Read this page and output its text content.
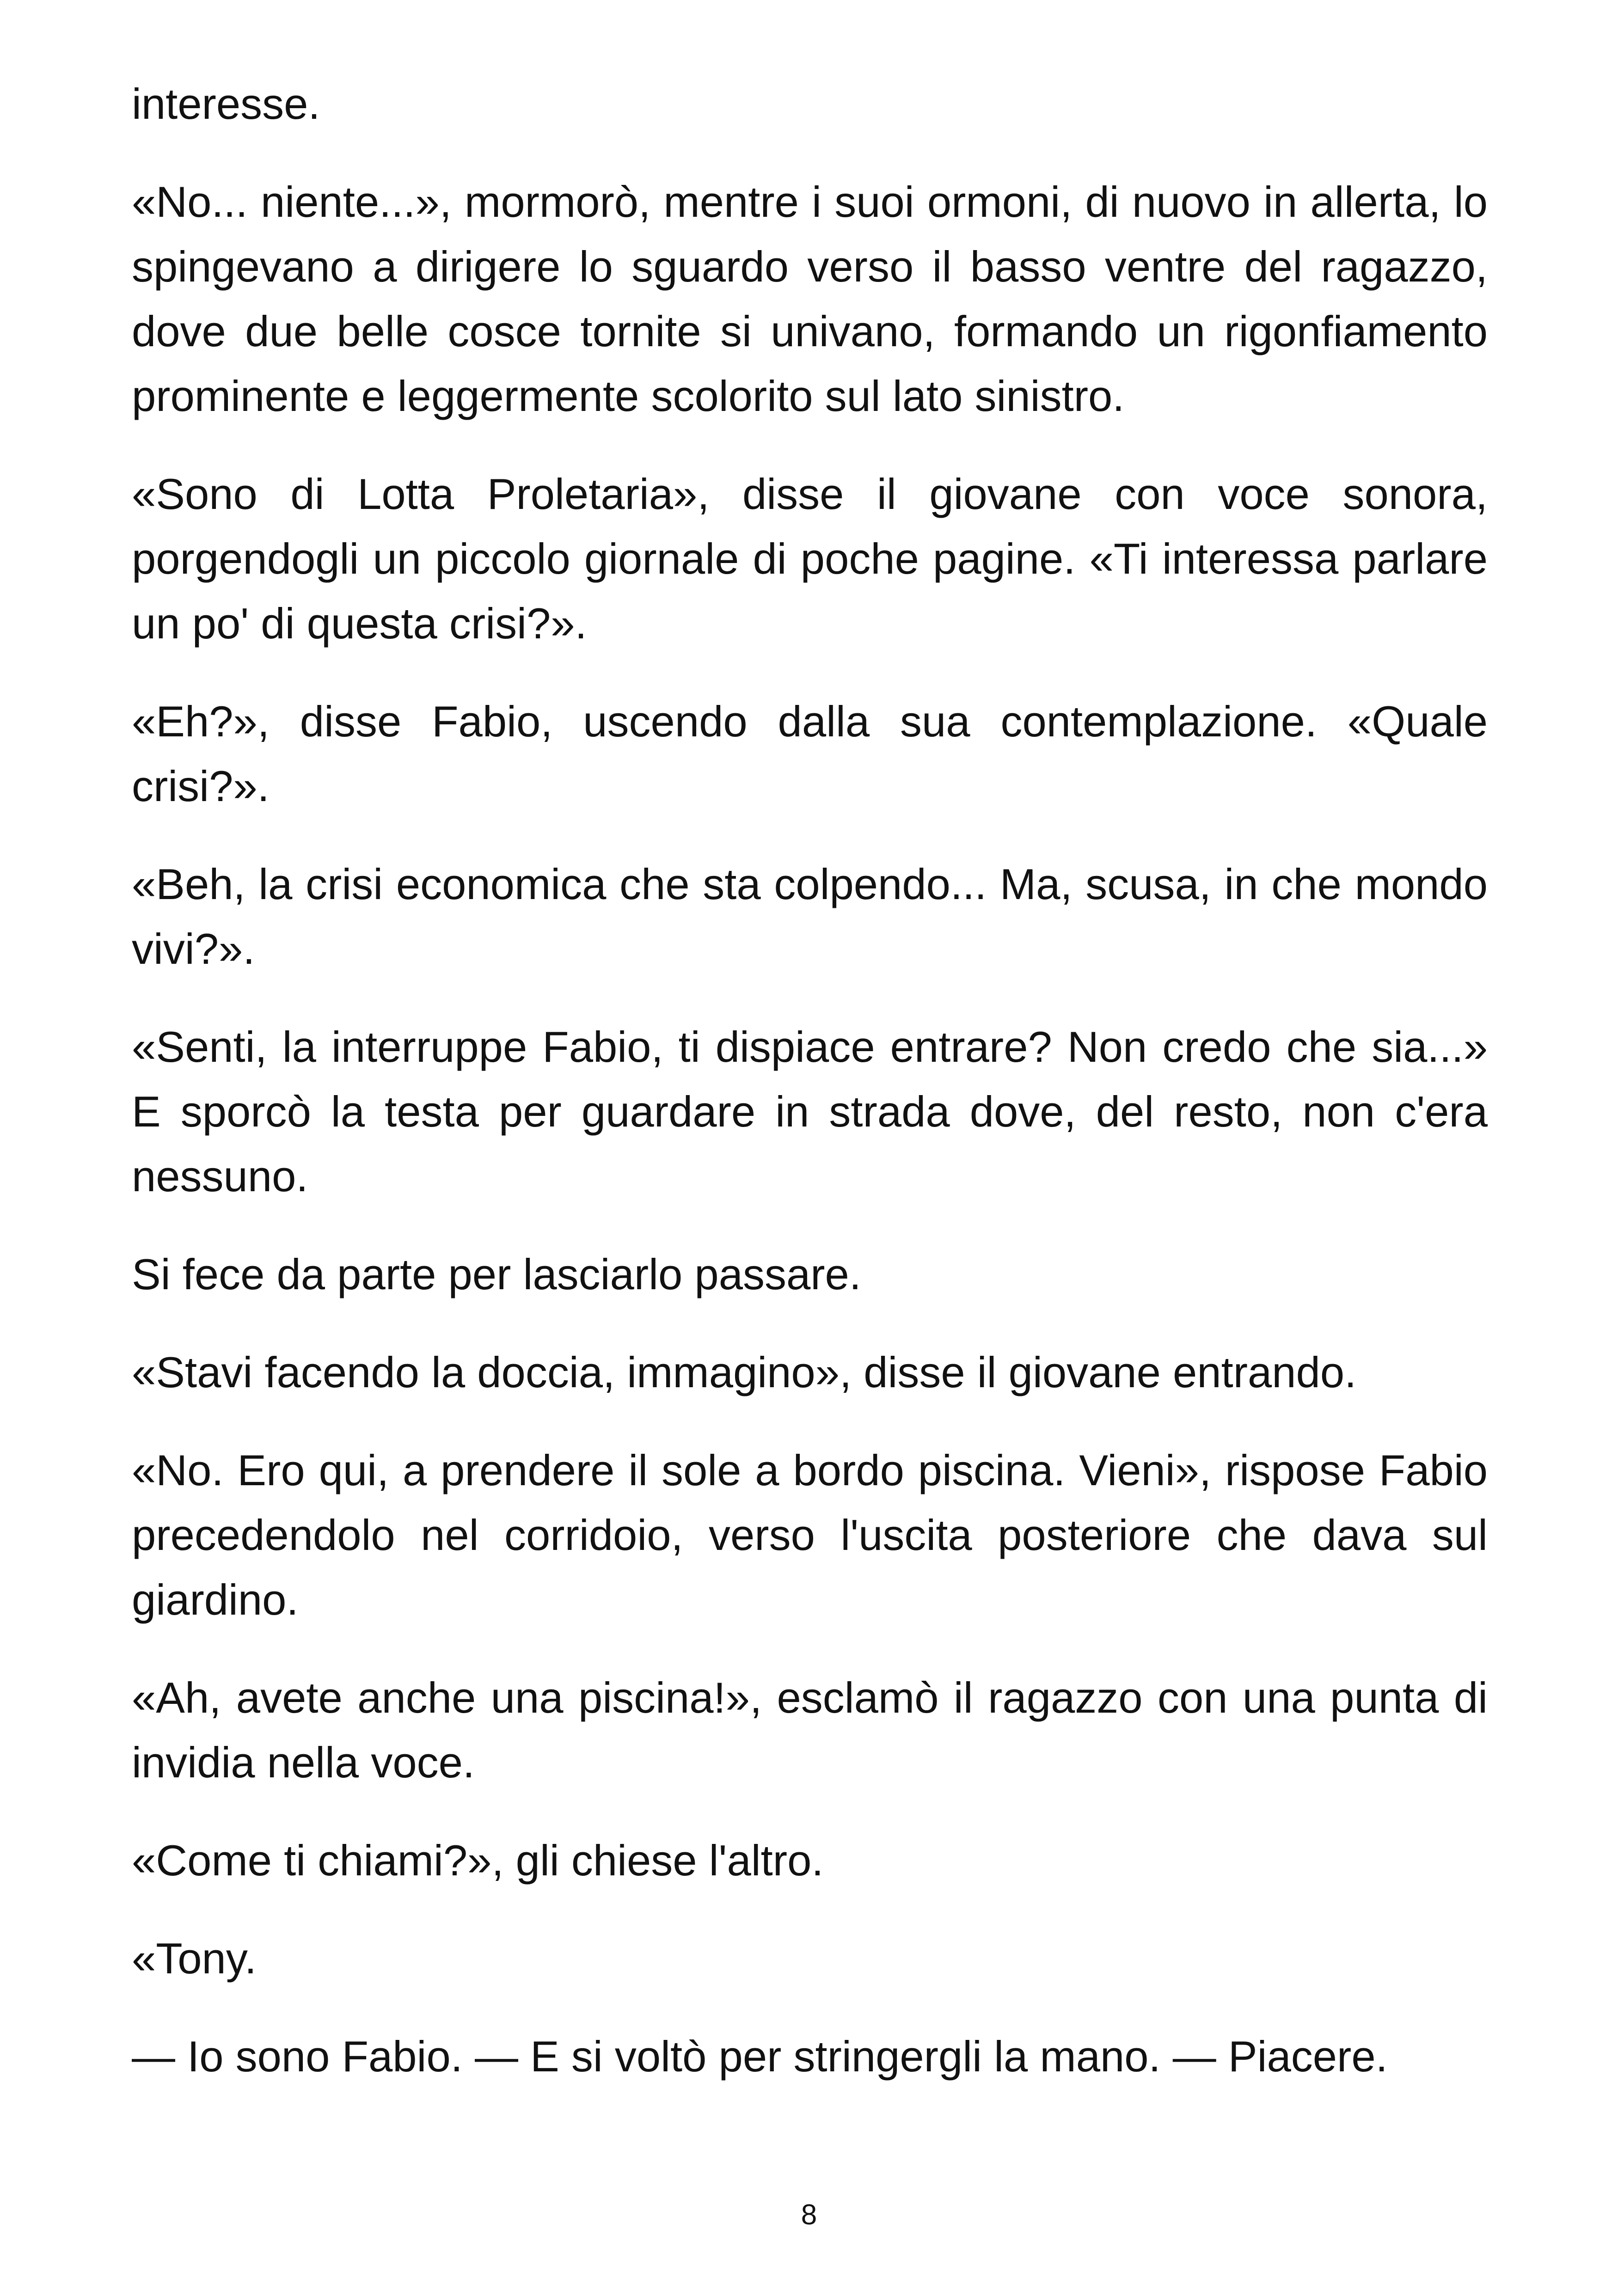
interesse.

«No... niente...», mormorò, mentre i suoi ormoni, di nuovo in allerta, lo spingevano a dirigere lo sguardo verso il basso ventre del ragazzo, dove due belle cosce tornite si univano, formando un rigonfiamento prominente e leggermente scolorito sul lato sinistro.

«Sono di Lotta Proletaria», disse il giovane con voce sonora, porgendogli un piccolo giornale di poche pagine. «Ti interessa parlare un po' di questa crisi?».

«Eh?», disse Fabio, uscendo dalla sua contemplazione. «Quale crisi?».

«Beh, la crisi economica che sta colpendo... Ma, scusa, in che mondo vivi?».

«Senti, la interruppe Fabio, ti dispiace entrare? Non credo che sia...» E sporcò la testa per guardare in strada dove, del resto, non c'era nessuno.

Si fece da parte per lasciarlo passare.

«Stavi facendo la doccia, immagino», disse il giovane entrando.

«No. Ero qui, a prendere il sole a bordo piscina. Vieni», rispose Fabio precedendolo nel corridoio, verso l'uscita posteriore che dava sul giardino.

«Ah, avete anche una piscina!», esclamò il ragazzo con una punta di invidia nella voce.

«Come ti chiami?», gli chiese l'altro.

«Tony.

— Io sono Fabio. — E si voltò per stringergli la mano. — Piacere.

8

..............................

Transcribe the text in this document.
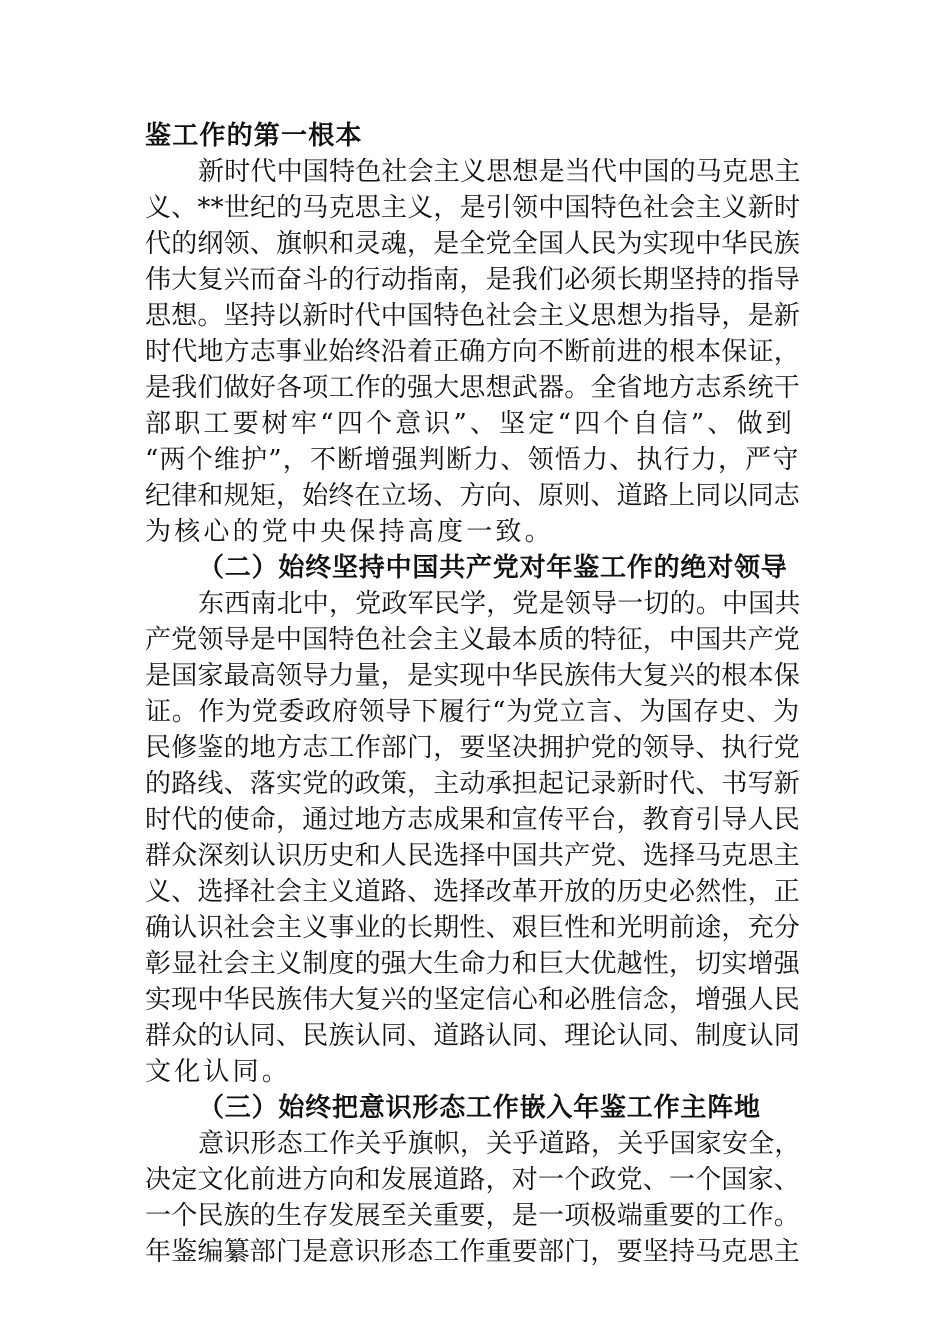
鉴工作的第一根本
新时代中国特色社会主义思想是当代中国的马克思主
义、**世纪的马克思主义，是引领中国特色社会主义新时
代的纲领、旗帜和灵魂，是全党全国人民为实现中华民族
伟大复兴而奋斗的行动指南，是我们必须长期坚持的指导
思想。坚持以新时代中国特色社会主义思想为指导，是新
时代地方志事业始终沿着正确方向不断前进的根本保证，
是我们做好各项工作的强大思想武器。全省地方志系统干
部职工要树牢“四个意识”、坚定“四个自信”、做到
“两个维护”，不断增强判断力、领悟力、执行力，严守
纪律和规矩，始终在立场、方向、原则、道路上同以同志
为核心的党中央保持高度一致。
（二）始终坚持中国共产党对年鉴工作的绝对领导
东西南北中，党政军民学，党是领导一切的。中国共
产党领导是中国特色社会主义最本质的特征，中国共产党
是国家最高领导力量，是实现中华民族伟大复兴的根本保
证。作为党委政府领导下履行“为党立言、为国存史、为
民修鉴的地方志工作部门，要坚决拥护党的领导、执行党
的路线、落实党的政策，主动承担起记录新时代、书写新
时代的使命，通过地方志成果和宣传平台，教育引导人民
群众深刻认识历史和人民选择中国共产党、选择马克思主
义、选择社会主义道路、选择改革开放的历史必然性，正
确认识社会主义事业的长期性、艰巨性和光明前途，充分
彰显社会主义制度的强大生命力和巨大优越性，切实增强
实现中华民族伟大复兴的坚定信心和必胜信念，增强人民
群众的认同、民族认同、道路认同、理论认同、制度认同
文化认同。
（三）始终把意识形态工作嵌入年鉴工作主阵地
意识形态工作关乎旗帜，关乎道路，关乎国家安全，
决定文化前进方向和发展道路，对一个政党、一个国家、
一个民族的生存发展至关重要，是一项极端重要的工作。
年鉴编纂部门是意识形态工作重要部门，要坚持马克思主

..............................

PROBLEM
Show every line from the listing above in which the string "this" appears.

WRITTEN SOLUTION
Read this page and output its text content.
Transcribe the text in this document.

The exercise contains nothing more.